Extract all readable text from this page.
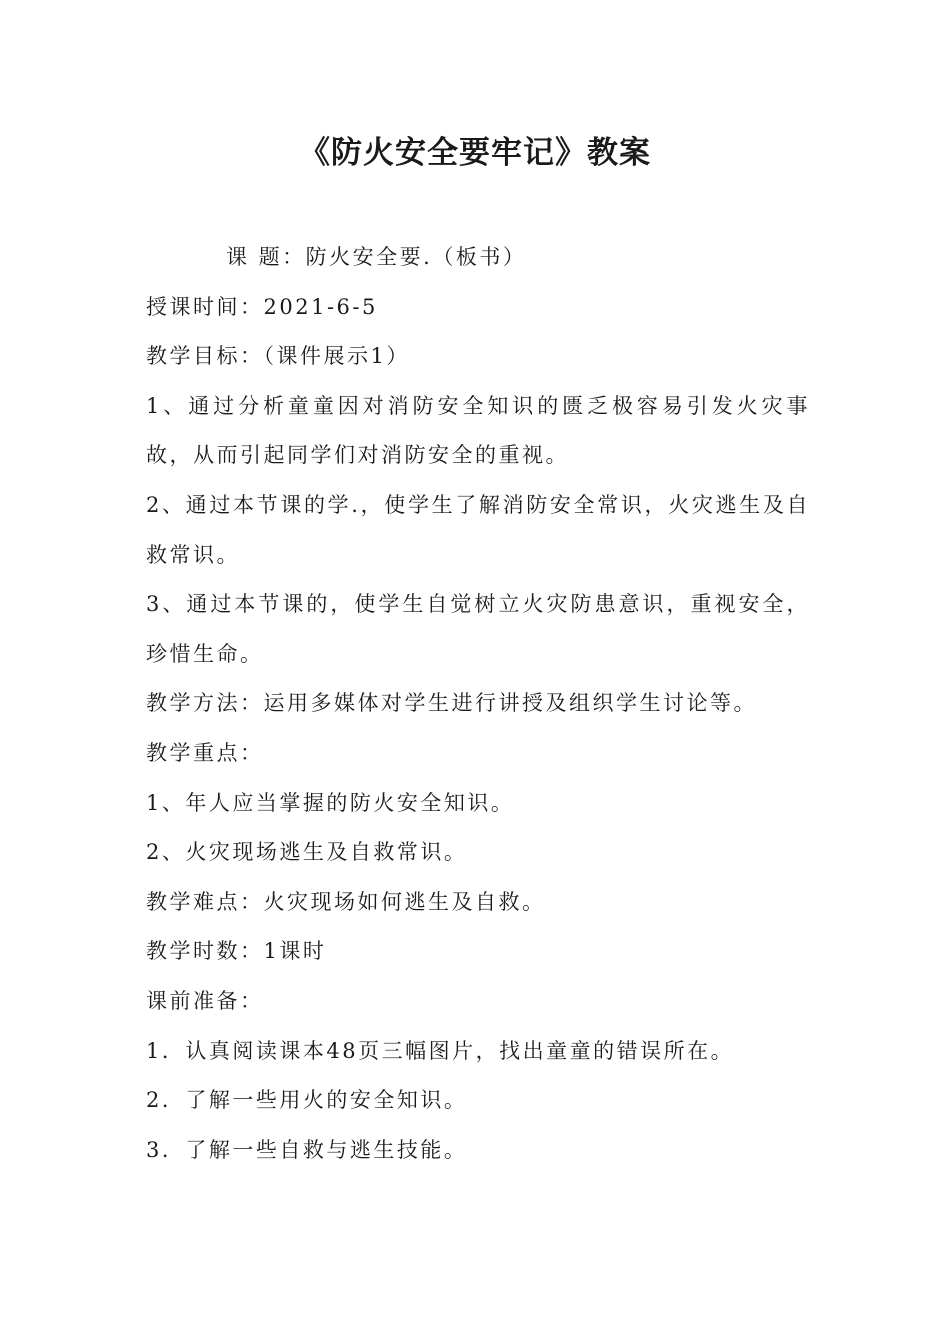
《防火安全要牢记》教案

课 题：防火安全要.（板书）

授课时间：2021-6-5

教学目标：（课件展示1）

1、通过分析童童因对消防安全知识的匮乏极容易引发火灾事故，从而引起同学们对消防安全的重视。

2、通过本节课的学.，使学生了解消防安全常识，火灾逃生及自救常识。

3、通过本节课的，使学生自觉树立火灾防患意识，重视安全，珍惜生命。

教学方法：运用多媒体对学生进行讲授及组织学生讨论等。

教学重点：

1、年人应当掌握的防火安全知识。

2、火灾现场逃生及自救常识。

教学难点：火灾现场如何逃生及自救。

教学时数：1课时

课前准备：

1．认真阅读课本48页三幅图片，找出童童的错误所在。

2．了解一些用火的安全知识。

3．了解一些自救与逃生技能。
--------------------
- Problem: Write the records above out again exactly, with no pictures in your copy.

- Final answer:
Extract all readable text from this page.
《防火安全要牢记》教案

课 题：防火安全要.（板书）

授课时间：2021-6-5

教学目标：（课件展示1）

1、通过分析童童因对消防安全知识的匮乏极容易引发火灾事故，从而引起同学们对消防安全的重视。

2、通过本节课的学.，使学生了解消防安全常识，火灾逃生及自救常识。

3、通过本节课的，使学生自觉树立火灾防患意识，重视安全，珍惜生命。

教学方法：运用多媒体对学生进行讲授及组织学生讨论等。

教学重点：

1、年人应当掌握的防火安全知识。

2、火灾现场逃生及自救常识。

教学难点：火灾现场如何逃生及自救。

教学时数：1课时

课前准备：

1．认真阅读课本48页三幅图片，找出童童的错误所在。

2．了解一些用火的安全知识。

3．了解一些自救与逃生技能。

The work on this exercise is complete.